_Study questions_.
A. Using the Paul Petts article, decide whether each statement agrees with it: (i) Petts was born in Hackney. (ii) Petts made 149 league appearances for Bristol Rovers. (iii) Petts's father was also a professional footballer. Answer yes or no for each and quote the deciding words.
B. Please list every team the Paul Petts article says he played for, counting youth, senior and international sides, with each team named once.
C. Answer these questions from the Paul Petts article:
(i) Where did Petts die?
(ii) How many goals did he score for Shrewsbury Town?
(iii) What position did he play?

_Source text_.

Paul Petts

Personal information
- Full name: Paul Andrew Petts
- Date of birth: 27 September 1961
- Place of birth: Hackney, England
- Date of death: 24 March 2025 (aged 63)
- Place of death: Swansea, Wales
- Height: 5 ft 9 in (1.75 m)
- Position: Winger

Youth career
- 19xx–1978: Bristol Rovers

Senior career*
- Years: Team / Apps / (Gls)
- 1978–1980: Bristol Rovers / 13 / (0)
- 1980–1985: Shrewsbury Town / 149 / (16)
- Merthyr Tydfil
- Total:  / 162 / (16)

International career
- 1979: England Youth / 1 / (0)

= Paul Petts =

English footballer (1961–2025)

Paul Andrew Petts (27 September 1961 – 24 March 2025) was an English professional footballer who played as a winger.

==Career==
Petts began his career with Bristol Rovers, making 13 appearances in the Football League for them between 1978 and 1980. He then played for Shrewsbury Town, making a further 149 appearances in the league over five seasons. Petts later played in Wales for Merthyr Tydfil.

==Death==
Petts died from cancer on 24 March 2025, at the age of 63. He was survived by his father John, also a professional footballer.

_Structured page parsing data_.

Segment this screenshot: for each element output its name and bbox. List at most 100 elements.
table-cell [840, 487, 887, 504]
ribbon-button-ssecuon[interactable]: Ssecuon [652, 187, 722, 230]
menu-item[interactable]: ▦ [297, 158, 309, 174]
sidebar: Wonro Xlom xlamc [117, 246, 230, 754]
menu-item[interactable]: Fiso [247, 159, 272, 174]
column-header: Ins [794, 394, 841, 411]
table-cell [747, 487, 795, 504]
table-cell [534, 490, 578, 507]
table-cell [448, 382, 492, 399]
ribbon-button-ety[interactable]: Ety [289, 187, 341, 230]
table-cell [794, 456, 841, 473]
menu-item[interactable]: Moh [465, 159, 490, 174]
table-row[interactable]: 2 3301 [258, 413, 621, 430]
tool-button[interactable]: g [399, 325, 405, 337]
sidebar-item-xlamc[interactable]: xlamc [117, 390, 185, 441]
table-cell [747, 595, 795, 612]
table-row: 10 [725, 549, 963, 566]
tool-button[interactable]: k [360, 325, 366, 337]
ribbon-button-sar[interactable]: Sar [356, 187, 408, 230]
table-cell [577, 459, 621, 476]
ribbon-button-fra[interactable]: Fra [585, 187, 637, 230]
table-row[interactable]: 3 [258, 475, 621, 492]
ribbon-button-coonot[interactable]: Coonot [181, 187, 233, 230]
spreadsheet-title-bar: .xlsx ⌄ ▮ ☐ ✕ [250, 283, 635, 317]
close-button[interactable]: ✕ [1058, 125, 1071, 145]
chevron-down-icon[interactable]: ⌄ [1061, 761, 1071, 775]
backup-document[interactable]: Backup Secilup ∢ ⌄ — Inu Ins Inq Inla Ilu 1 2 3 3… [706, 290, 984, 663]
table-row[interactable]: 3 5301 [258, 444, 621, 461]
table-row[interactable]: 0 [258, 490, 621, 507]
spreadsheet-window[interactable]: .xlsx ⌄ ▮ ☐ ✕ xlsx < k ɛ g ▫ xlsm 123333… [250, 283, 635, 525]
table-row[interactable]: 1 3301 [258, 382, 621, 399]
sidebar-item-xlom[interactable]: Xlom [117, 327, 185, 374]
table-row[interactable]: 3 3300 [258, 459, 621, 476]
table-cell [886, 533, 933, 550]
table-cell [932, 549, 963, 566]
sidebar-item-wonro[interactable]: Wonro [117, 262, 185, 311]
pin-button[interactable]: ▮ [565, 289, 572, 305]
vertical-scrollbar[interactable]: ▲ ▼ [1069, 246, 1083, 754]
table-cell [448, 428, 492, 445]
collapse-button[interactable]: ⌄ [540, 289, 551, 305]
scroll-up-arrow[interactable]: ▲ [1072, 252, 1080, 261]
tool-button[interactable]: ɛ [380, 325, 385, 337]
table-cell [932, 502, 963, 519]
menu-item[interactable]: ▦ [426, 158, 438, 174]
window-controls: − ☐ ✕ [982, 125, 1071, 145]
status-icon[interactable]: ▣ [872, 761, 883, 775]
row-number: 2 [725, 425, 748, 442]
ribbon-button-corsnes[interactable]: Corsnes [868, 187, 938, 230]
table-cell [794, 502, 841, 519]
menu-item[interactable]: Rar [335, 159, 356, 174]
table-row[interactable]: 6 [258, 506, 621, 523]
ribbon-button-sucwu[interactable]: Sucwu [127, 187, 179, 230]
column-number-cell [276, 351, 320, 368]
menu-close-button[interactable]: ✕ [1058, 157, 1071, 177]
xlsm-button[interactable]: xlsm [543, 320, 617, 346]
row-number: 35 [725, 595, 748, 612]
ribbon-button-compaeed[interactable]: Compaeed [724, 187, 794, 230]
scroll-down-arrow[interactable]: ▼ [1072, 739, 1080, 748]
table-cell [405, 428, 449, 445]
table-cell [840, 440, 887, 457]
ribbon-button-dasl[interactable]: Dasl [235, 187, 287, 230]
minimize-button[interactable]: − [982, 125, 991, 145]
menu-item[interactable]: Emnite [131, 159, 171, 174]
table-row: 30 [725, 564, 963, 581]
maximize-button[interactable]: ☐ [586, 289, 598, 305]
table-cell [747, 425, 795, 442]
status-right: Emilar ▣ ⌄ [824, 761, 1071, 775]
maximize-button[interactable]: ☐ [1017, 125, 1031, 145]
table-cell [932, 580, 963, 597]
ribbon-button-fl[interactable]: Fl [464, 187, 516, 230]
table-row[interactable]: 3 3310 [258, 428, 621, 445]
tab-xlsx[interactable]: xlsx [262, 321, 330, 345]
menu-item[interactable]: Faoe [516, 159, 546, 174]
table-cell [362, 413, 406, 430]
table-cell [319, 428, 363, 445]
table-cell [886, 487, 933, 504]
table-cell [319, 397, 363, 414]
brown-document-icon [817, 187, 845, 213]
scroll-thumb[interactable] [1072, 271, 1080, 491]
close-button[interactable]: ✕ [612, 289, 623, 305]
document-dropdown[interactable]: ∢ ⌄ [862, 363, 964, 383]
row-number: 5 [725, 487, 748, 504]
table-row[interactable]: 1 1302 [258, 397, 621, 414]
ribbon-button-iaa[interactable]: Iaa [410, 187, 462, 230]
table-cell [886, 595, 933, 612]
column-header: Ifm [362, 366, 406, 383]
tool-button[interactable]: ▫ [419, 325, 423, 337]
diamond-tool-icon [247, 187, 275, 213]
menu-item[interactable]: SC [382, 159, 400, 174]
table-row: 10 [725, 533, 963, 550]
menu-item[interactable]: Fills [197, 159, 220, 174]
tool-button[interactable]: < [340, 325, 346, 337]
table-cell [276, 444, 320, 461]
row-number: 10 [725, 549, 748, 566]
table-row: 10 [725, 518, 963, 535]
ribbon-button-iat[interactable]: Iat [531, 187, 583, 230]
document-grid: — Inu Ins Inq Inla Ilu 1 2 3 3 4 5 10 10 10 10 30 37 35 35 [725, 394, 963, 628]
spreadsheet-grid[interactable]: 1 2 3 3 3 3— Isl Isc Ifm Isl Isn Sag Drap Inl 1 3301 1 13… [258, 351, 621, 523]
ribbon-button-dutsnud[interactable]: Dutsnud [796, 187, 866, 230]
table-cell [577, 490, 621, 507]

_Written responses_.
A.
(i) Yes: "Place of birth: Hackney, England"
(ii) No: "making 13 appearances in the Football League for them between 1978 and 1980"
(iii) Yes: "He was survived by his father John, also a professional footballer."

B. Bristol Rovers, Shrewsbury Town, Merthyr Tydfil, England Youth

C.
(i) Swansea, Wales
(ii) 16
(iii) Winger